------ Material for the task

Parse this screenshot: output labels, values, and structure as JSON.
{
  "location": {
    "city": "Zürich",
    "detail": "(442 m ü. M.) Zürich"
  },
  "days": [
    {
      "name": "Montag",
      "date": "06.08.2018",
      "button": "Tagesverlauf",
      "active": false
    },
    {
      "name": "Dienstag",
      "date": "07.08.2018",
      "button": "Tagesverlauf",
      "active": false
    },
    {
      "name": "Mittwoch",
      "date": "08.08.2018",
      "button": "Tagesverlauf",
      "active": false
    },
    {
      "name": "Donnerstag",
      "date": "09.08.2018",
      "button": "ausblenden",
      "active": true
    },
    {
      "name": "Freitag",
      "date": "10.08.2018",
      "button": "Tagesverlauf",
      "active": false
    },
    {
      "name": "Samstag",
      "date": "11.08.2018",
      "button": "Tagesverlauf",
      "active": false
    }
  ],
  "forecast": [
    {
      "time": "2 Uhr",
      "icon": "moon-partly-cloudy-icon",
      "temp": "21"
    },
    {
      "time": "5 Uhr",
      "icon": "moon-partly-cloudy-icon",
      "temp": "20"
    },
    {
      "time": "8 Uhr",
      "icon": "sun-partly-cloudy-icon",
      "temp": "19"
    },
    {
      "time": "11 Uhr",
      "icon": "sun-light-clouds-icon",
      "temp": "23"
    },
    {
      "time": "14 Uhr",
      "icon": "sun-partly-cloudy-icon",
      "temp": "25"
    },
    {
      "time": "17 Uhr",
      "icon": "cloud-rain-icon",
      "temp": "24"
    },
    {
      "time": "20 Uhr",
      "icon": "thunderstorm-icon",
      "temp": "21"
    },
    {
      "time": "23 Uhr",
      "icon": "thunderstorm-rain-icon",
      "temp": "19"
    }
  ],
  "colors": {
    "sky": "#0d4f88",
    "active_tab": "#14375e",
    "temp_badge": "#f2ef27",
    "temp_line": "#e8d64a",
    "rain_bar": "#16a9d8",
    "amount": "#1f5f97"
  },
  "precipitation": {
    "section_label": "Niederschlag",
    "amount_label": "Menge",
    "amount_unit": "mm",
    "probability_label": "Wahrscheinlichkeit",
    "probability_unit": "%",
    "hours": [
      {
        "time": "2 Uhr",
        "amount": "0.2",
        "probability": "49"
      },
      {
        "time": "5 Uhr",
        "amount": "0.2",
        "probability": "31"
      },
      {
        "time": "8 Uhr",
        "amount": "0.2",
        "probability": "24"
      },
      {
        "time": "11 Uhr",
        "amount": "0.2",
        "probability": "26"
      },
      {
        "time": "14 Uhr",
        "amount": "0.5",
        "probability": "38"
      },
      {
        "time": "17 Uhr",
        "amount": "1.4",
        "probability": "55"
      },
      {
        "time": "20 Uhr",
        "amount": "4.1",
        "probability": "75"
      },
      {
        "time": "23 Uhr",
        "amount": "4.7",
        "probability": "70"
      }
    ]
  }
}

------------

Directions: Only lines that contain the word "thunderstorm" are wanted; copy each of them.

Response:
      "icon": "thunderstorm-icon",
      "icon": "thunderstorm-rain-icon",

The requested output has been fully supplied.